Stored data =

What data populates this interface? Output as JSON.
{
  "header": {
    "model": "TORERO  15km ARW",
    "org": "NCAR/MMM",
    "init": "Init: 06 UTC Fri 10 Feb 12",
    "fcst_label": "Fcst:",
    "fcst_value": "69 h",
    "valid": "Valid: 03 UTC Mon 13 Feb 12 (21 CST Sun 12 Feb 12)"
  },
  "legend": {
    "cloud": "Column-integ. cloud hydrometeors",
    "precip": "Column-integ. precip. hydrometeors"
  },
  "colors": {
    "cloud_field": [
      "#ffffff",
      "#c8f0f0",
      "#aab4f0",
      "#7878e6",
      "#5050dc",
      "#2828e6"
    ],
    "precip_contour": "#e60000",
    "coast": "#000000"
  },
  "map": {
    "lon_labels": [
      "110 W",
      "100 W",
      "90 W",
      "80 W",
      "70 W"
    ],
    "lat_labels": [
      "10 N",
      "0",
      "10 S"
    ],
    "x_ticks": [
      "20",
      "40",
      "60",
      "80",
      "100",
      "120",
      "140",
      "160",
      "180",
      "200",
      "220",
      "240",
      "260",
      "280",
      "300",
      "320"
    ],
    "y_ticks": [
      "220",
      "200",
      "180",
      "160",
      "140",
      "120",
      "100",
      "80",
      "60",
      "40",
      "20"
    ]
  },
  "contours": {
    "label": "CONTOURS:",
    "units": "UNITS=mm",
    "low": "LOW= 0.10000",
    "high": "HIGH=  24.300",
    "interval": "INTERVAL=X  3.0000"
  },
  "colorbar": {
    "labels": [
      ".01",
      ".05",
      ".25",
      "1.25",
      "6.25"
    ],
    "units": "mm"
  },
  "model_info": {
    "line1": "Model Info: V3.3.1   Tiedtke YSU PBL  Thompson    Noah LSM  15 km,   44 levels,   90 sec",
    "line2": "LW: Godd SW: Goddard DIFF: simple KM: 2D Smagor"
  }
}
---
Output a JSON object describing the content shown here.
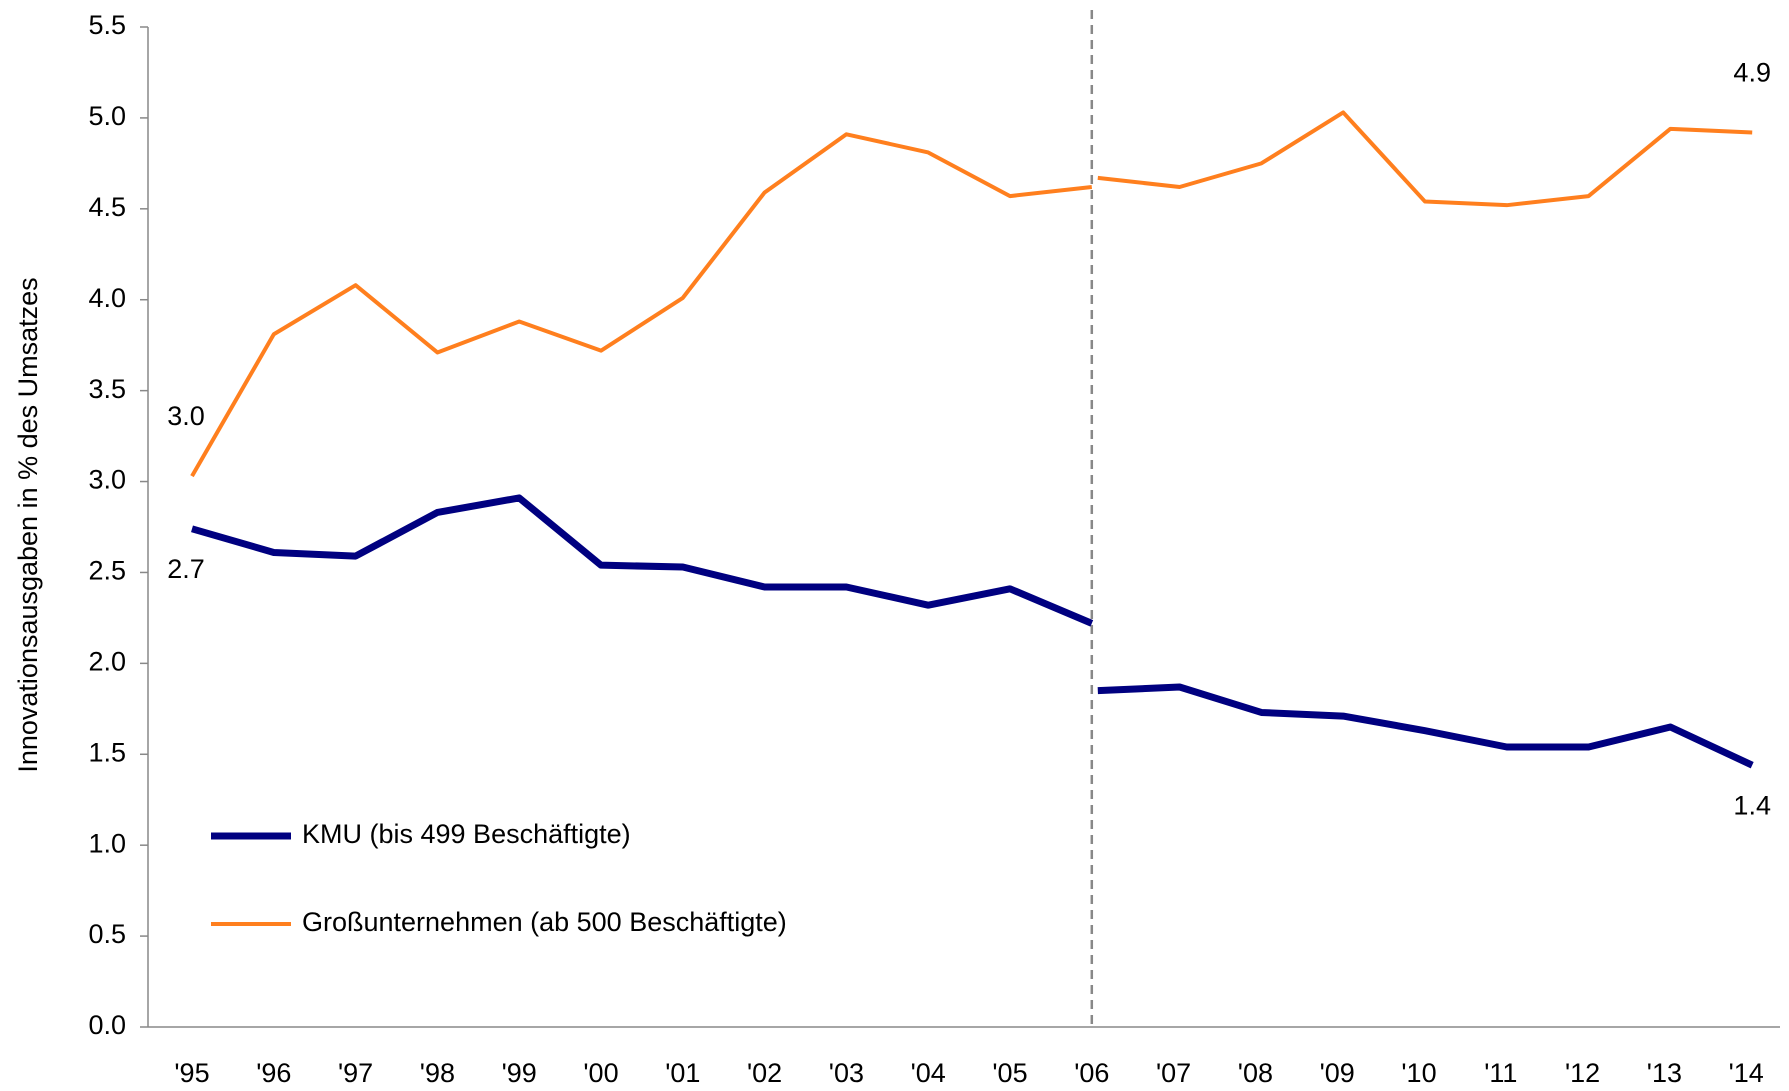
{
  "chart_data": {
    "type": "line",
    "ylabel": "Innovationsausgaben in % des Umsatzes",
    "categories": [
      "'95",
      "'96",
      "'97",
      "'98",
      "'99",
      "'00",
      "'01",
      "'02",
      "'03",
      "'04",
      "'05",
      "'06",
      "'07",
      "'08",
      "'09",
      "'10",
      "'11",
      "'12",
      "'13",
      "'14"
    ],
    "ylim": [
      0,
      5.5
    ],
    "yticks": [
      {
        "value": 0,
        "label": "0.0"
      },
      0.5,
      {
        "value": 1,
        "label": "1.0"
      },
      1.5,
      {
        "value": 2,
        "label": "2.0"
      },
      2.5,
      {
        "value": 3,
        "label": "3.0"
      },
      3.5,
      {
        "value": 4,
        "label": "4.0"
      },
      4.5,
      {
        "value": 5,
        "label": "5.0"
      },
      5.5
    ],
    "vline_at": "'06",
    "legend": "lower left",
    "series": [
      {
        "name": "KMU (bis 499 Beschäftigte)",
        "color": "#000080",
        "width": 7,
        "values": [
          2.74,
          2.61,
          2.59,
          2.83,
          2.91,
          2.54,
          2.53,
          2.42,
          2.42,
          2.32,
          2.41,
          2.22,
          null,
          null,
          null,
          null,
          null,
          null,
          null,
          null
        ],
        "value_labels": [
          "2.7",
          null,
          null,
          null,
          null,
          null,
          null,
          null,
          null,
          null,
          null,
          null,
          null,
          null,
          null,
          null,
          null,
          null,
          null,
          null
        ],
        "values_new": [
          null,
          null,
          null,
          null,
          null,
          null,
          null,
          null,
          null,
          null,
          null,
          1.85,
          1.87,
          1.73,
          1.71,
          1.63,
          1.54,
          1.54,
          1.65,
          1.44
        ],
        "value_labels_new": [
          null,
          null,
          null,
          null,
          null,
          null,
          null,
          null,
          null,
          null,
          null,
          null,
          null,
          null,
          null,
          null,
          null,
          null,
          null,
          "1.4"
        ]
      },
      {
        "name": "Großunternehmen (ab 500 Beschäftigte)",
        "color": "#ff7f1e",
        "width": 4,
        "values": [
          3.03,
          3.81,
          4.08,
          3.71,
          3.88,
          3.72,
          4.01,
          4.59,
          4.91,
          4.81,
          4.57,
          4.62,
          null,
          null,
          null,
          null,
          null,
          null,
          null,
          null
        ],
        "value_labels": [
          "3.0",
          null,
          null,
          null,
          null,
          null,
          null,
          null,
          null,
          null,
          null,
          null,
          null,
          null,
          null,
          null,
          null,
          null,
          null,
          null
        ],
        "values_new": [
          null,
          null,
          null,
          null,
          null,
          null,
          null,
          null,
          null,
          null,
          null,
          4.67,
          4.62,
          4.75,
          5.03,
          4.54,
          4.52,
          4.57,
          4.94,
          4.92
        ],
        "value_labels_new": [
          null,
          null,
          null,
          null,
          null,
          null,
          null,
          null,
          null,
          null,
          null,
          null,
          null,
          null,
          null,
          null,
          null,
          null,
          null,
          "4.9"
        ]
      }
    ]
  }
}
...
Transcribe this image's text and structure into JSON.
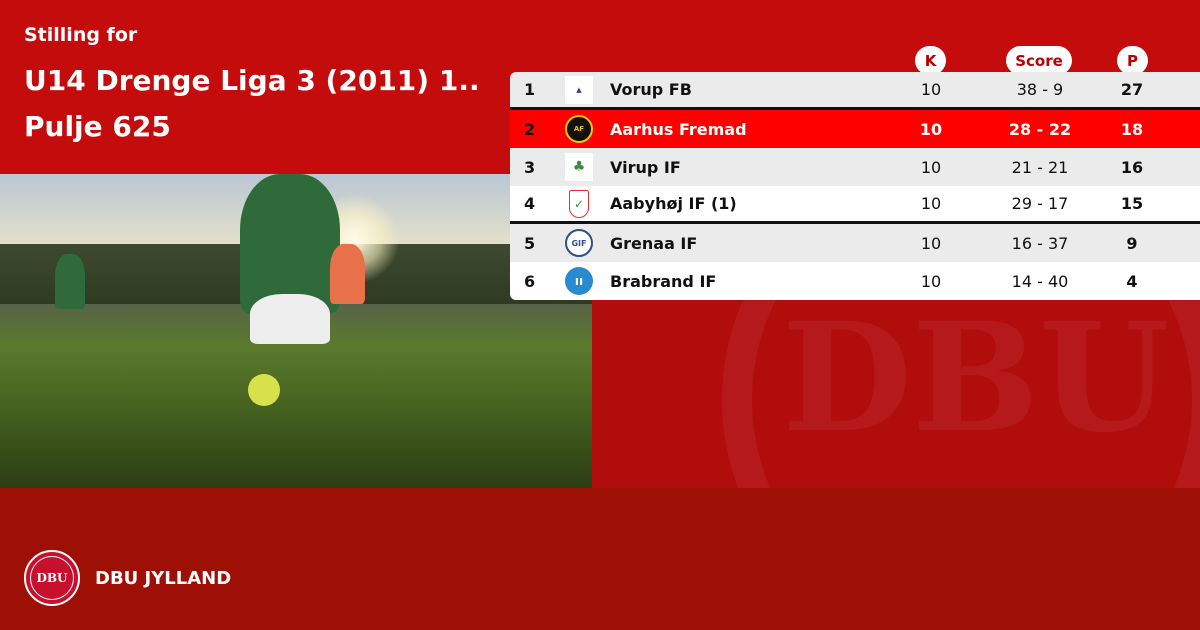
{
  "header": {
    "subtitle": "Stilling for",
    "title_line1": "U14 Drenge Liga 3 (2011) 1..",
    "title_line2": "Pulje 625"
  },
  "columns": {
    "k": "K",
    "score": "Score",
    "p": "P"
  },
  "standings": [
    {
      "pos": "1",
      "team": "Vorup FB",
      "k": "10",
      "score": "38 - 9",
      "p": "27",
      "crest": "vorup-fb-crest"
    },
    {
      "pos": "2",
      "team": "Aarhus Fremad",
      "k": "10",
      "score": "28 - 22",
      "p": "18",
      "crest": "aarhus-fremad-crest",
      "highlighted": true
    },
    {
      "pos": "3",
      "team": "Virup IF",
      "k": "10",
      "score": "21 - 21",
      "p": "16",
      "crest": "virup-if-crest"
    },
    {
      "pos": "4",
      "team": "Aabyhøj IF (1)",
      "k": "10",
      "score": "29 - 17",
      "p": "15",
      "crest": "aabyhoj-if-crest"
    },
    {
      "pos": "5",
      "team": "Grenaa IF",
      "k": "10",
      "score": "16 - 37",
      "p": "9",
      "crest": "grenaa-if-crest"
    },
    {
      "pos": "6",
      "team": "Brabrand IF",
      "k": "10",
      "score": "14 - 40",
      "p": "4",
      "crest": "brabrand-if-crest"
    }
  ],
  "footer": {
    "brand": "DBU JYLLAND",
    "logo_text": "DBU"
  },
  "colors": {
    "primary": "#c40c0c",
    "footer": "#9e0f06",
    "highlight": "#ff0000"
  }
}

Short problem = Pull out every line containing "JSON".

Right answer =
What data populates this interface? Output as JSON.
Output a JSON object describing the content shown here.
Transcribe this image's text and structure into JSON.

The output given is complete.